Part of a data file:

* Begin *

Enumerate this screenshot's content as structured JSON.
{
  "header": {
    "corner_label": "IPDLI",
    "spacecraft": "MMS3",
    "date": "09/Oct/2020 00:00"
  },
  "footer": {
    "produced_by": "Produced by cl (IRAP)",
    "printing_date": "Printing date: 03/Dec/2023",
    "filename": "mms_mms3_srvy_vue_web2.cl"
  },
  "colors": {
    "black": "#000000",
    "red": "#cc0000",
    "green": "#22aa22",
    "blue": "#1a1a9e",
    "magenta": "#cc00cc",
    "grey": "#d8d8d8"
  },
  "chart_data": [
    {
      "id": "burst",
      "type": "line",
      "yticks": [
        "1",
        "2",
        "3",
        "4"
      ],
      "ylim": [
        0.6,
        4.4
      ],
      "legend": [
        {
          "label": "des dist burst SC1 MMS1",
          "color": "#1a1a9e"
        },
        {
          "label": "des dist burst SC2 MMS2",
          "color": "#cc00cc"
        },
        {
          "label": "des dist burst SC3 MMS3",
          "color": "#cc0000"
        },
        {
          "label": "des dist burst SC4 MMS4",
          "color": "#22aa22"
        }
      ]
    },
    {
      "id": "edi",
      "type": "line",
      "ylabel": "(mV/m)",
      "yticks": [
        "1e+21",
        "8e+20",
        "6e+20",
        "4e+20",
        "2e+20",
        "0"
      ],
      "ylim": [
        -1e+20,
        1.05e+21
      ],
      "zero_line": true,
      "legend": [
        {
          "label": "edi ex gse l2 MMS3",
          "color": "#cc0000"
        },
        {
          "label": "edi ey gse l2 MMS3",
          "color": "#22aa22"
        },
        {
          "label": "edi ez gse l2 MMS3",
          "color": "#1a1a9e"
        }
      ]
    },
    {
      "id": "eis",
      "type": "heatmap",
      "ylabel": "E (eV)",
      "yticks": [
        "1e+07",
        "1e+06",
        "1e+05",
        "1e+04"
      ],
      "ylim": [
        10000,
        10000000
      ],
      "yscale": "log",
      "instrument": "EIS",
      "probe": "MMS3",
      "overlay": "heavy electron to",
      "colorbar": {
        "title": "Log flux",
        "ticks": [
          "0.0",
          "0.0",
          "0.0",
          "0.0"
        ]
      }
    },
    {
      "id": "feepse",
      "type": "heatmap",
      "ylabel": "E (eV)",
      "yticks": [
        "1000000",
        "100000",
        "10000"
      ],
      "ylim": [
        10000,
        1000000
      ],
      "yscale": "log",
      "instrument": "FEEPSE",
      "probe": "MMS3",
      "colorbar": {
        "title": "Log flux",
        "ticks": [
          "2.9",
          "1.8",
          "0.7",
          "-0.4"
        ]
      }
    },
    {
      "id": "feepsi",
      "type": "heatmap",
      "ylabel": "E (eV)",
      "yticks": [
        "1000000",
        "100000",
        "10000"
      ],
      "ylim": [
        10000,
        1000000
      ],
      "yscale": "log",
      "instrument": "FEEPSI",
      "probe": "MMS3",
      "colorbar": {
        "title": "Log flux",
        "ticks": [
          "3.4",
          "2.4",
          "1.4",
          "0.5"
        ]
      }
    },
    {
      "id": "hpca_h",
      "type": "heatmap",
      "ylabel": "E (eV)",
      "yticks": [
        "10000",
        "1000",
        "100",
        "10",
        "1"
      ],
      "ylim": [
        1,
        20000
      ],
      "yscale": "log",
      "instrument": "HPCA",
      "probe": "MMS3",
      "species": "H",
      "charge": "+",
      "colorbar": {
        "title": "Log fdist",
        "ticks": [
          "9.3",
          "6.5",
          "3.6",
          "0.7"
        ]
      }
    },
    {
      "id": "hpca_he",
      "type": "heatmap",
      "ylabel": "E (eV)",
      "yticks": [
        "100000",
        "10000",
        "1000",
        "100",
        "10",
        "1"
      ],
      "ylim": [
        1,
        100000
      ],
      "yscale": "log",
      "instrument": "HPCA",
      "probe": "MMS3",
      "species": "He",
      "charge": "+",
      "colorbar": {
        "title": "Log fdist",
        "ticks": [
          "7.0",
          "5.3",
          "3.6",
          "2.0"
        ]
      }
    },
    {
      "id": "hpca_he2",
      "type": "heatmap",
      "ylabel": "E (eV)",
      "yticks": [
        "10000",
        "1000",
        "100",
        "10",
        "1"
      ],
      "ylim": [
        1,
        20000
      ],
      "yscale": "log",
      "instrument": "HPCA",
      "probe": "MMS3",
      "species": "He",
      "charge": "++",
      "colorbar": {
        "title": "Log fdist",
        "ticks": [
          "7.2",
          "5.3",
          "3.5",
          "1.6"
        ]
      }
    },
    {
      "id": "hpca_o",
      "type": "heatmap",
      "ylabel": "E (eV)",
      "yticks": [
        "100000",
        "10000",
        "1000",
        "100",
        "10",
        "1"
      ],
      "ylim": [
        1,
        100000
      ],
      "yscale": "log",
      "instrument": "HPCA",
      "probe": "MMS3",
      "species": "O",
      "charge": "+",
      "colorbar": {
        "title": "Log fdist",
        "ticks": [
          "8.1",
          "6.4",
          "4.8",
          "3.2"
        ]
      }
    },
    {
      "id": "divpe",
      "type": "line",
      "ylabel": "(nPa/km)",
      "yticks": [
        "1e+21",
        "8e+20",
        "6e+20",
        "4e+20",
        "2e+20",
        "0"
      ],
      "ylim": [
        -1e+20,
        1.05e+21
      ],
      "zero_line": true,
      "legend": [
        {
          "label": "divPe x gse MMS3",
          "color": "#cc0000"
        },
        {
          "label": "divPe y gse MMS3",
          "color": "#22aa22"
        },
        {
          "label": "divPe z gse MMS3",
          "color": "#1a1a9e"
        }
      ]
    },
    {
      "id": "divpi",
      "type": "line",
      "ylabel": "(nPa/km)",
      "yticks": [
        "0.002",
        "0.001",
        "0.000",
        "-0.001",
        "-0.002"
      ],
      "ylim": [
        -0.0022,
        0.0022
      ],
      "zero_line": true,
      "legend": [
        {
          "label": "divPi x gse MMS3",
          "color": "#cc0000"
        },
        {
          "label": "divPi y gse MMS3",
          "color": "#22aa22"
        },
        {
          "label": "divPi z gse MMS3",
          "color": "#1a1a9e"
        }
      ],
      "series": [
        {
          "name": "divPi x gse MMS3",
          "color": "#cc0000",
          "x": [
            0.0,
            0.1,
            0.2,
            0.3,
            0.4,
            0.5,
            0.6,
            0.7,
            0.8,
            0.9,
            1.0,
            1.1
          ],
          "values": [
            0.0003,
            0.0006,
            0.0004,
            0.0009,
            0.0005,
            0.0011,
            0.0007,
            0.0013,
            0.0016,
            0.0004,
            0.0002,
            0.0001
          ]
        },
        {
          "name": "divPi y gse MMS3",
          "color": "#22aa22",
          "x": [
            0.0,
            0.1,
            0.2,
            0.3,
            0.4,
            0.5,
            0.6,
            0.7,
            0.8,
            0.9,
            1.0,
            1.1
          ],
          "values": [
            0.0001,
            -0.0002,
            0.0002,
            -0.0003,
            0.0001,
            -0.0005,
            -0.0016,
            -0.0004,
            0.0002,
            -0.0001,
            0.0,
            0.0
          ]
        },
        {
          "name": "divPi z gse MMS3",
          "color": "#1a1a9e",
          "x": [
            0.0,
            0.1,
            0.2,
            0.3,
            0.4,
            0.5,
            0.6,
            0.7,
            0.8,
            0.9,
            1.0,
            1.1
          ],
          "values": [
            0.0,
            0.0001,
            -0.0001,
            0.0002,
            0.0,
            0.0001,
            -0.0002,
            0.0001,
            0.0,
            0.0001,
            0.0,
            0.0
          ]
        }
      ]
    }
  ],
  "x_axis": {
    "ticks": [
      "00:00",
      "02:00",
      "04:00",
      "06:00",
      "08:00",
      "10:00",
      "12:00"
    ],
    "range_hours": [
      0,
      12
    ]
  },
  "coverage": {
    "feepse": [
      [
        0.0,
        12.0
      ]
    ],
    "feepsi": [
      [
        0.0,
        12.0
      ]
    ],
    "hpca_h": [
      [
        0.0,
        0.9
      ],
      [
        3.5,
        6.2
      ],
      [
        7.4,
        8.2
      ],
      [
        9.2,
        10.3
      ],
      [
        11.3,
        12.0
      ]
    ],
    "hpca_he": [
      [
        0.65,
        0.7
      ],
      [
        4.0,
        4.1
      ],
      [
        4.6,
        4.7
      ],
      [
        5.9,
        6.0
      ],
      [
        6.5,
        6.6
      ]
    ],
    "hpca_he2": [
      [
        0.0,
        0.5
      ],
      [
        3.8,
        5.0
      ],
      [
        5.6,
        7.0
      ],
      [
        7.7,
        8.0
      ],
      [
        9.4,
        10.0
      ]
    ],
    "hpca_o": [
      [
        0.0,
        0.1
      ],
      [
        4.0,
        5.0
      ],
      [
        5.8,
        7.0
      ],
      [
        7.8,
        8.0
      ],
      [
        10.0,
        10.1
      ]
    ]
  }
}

* End *

What you need to do -> Gather each line holding the string "date".

Written reply ->
    "date": "09/Oct/2020 00:00"
    "printing_date": "Printing date: 03/Dec/2023",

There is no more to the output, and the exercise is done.